(Instruction)
Transcribe the listing in full, excluding any pictures.
○ ○ ○ ○ ○ ○ ○
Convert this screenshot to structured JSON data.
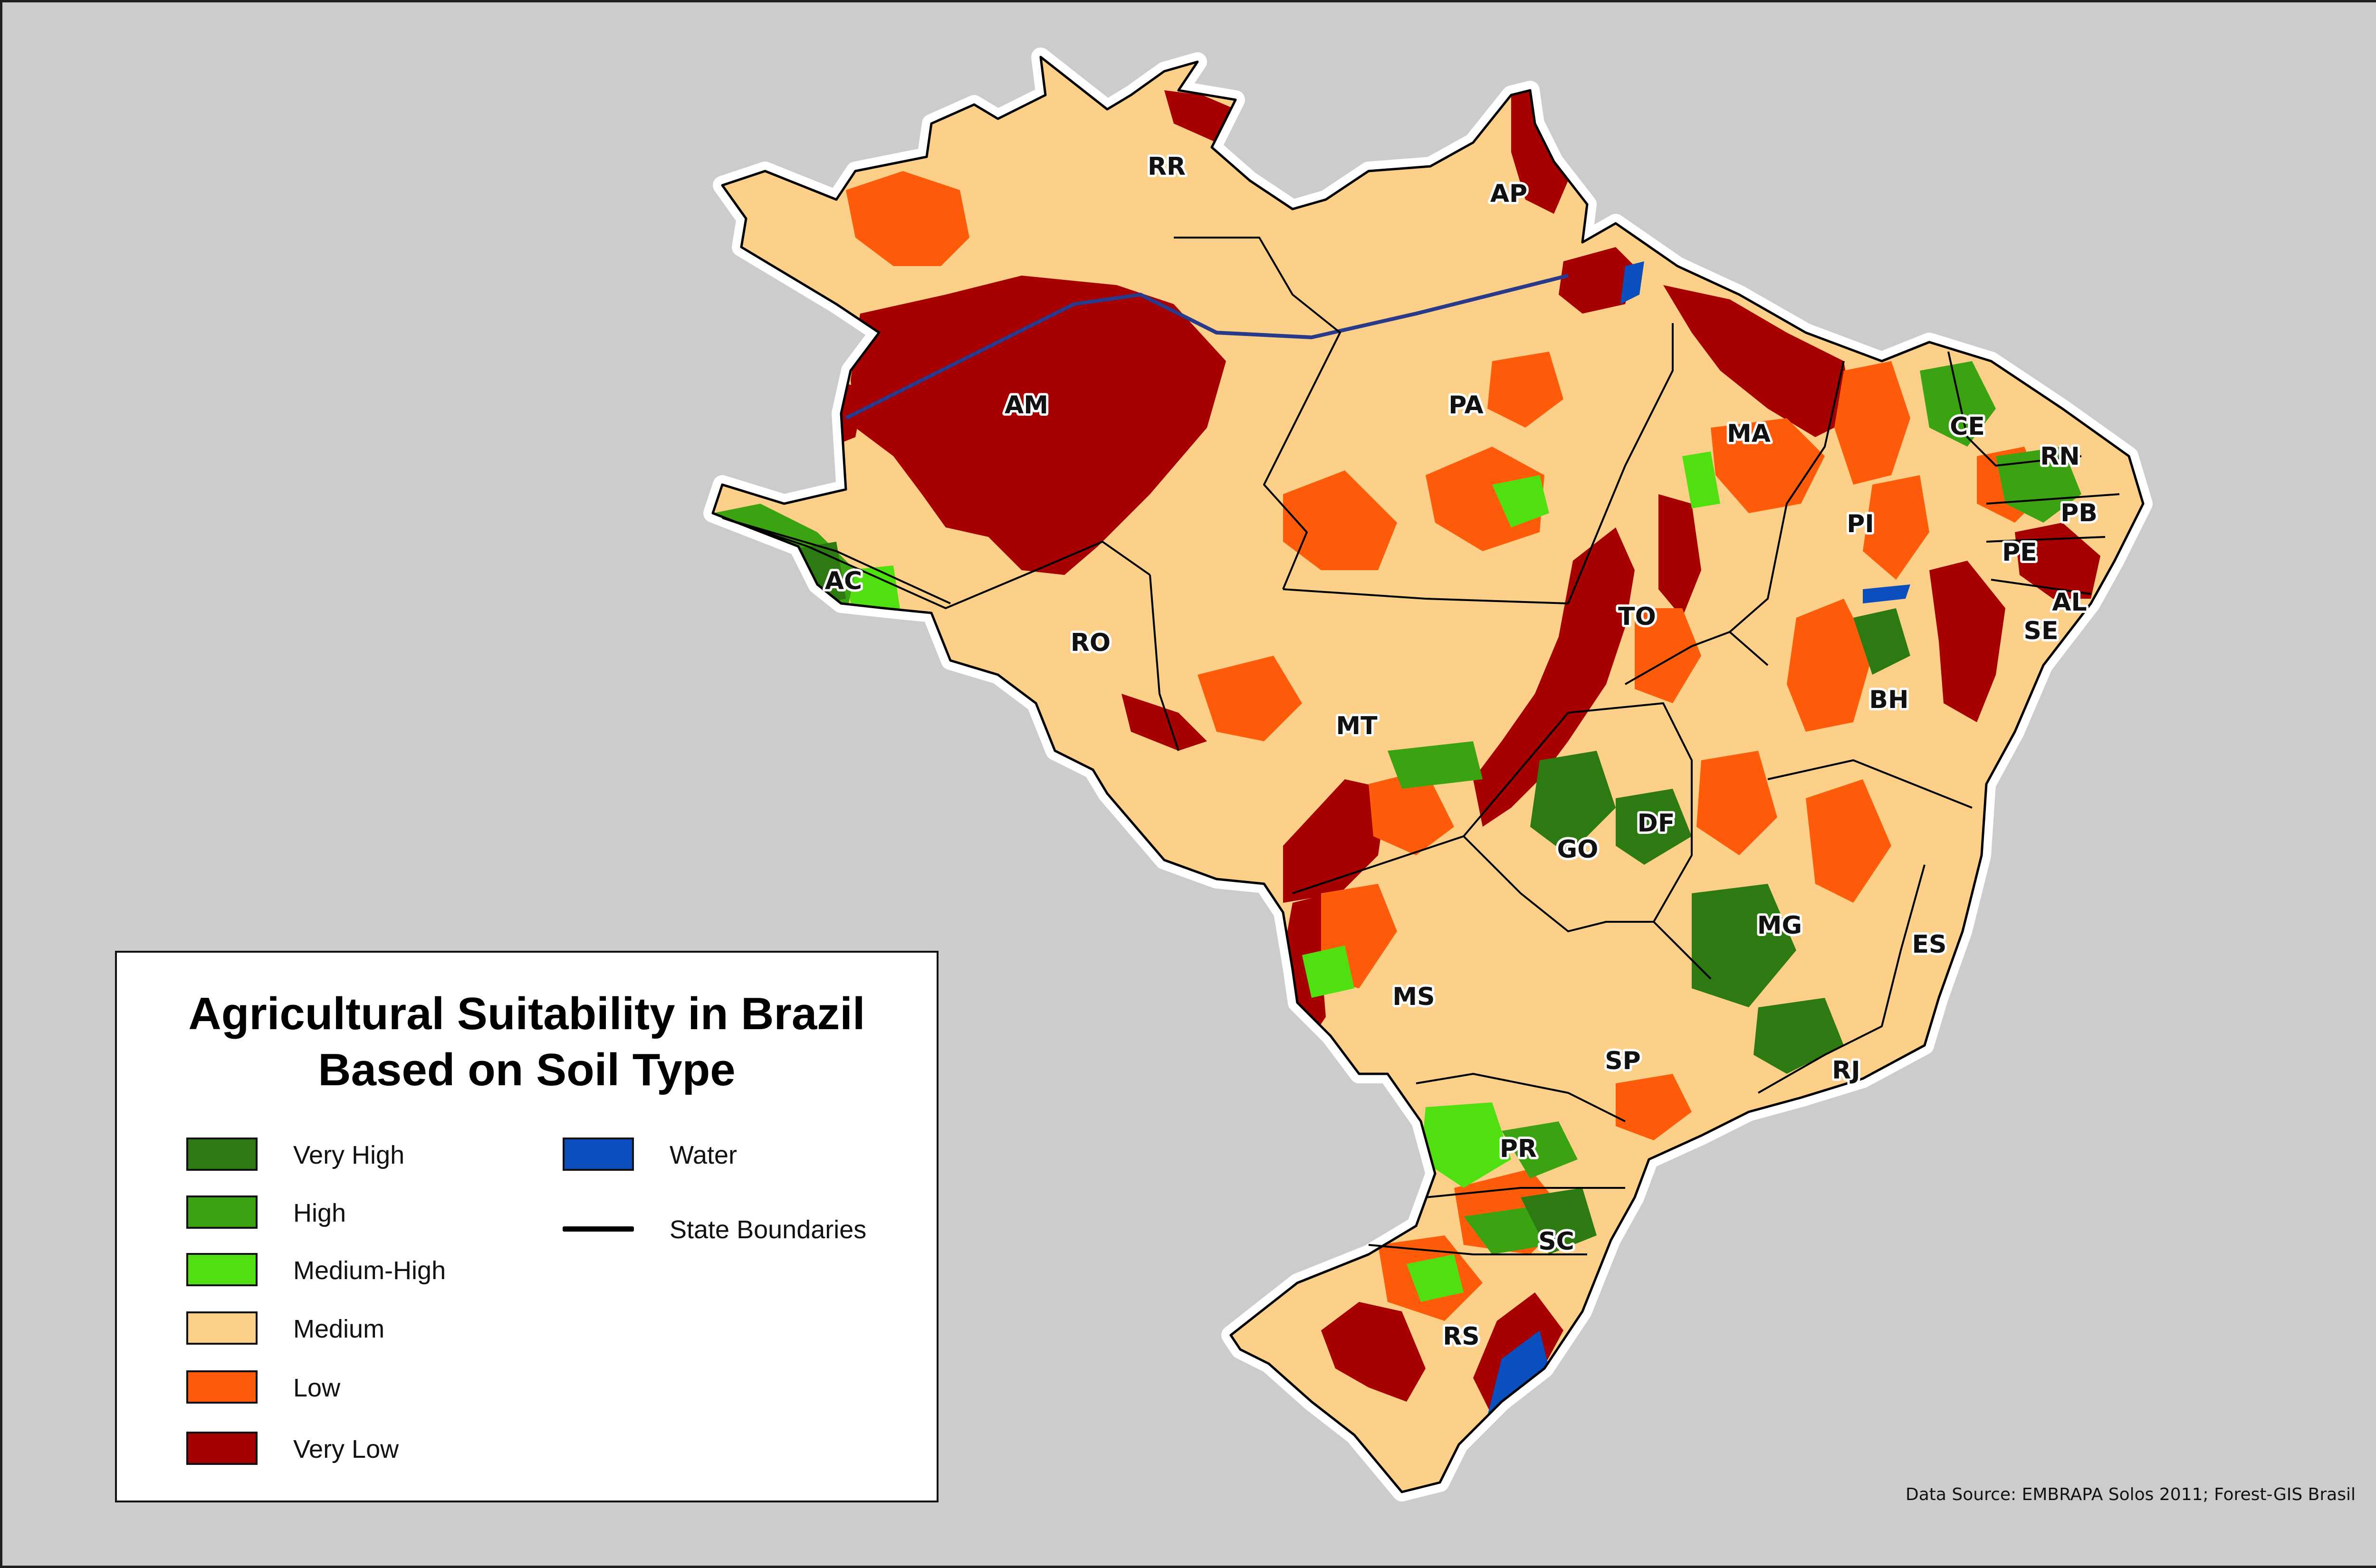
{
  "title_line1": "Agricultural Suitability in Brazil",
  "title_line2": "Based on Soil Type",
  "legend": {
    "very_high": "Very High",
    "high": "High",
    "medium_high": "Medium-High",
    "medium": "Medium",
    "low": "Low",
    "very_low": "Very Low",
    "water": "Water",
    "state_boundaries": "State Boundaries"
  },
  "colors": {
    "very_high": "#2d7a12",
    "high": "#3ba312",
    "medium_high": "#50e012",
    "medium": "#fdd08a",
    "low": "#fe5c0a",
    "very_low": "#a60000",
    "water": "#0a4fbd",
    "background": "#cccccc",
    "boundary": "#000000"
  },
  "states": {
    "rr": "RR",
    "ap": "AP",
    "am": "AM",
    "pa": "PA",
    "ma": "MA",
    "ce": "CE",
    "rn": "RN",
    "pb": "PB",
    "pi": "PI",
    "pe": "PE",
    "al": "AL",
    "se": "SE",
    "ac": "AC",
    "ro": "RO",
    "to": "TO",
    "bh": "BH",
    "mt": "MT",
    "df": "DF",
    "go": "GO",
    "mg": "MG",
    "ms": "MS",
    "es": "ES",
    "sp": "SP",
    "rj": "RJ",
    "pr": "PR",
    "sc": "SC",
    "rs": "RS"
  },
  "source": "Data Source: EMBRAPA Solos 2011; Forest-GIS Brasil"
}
○ ○ ○ ○ ○ ○ ○
(Exercise response)
Convert this screenshot to structured JSON data.
{
  "title_line1": "Agricultural Suitability in Brazil",
  "title_line2": "Based on Soil Type",
  "legend": {
    "very_high": "Very High",
    "high": "High",
    "medium_high": "Medium-High",
    "medium": "Medium",
    "low": "Low",
    "very_low": "Very Low",
    "water": "Water",
    "state_boundaries": "State Boundaries"
  },
  "colors": {
    "very_high": "#2d7a12",
    "high": "#3ba312",
    "medium_high": "#50e012",
    "medium": "#fdd08a",
    "low": "#fe5c0a",
    "very_low": "#a60000",
    "water": "#0a4fbd",
    "background": "#cccccc",
    "boundary": "#000000"
  },
  "states": {
    "rr": "RR",
    "ap": "AP",
    "am": "AM",
    "pa": "PA",
    "ma": "MA",
    "ce": "CE",
    "rn": "RN",
    "pb": "PB",
    "pi": "PI",
    "pe": "PE",
    "al": "AL",
    "se": "SE",
    "ac": "AC",
    "ro": "RO",
    "to": "TO",
    "bh": "BH",
    "mt": "MT",
    "df": "DF",
    "go": "GO",
    "mg": "MG",
    "ms": "MS",
    "es": "ES",
    "sp": "SP",
    "rj": "RJ",
    "pr": "PR",
    "sc": "SC",
    "rs": "RS"
  },
  "source": "Data Source: EMBRAPA Solos 2011; Forest-GIS Brasil"
}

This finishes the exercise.